| What the task asks |
How many lines of these records hold the string "toán"? Reply with the number alone.

[Extracted data entries]
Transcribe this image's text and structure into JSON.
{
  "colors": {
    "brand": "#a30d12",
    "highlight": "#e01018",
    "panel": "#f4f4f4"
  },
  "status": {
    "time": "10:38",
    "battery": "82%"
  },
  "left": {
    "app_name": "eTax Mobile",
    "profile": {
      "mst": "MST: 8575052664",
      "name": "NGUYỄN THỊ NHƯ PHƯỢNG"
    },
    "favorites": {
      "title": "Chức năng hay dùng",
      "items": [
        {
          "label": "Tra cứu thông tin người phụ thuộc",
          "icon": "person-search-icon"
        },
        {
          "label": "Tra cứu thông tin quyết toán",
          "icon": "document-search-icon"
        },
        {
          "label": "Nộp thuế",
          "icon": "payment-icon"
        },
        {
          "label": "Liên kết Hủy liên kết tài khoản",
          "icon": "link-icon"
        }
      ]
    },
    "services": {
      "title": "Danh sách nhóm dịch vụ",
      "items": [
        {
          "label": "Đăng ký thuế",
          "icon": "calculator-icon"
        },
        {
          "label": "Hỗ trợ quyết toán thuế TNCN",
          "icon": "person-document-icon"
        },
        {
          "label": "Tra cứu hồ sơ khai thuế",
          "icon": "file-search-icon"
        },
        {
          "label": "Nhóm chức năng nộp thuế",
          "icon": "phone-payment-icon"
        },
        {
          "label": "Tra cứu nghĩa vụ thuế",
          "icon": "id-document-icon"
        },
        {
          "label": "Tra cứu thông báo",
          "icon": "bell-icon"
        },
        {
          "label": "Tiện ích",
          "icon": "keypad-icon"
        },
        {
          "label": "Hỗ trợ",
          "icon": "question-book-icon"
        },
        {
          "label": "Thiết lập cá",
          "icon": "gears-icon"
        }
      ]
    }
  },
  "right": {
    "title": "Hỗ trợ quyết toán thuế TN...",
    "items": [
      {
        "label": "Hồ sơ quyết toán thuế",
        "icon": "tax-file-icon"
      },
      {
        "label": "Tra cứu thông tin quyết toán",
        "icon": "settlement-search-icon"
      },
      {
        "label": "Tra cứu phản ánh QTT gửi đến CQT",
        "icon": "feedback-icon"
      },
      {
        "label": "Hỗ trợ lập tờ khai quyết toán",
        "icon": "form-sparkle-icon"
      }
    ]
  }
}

| Result |
6